__Problem details__
Where the string "задней" occurs in the material below, report the whole line.

__Rows__

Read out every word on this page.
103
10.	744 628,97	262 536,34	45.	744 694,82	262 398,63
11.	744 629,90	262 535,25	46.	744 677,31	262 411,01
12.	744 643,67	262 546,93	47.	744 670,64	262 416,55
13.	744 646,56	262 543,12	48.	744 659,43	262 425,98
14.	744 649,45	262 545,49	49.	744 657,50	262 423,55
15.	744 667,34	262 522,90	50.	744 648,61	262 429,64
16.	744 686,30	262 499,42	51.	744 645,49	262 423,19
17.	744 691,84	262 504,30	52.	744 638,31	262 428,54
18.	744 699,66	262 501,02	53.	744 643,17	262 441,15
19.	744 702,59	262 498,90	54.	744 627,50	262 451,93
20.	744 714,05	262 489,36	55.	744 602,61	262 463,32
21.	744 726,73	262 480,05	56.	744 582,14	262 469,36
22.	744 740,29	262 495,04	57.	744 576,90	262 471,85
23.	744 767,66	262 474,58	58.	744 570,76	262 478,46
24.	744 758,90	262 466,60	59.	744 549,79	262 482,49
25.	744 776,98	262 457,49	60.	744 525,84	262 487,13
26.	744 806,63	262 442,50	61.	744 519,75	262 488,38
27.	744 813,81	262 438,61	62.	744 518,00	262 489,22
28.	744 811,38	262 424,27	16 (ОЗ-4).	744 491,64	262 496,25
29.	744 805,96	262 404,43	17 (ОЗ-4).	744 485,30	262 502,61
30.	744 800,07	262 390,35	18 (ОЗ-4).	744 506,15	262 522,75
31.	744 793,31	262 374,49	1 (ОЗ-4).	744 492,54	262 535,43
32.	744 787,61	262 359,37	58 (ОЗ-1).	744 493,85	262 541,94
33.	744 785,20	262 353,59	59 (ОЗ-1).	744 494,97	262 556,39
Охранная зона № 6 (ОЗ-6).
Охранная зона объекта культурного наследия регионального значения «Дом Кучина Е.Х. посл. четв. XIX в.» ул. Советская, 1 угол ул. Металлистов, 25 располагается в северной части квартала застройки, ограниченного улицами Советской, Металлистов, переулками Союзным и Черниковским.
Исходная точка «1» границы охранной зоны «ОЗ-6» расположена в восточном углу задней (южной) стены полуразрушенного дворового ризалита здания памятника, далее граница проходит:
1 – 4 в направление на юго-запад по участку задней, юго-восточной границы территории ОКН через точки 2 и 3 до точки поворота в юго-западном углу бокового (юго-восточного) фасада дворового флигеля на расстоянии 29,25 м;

__Exercise response__
Исходная точка «1» границы охранной зоны «ОЗ-6» расположена в восточном углу задней (южной) стены полуразрушенного дворового ризалита здания памятника, далее граница проходит:
1 – 4 в направление на юго-запад по участку задней, юго-восточной границы территории ОКН через точки 2 и 3 до точки поворота в юго-западном углу бокового (юго-восточного) фасада дворового флигеля на расстоянии 29,25 м;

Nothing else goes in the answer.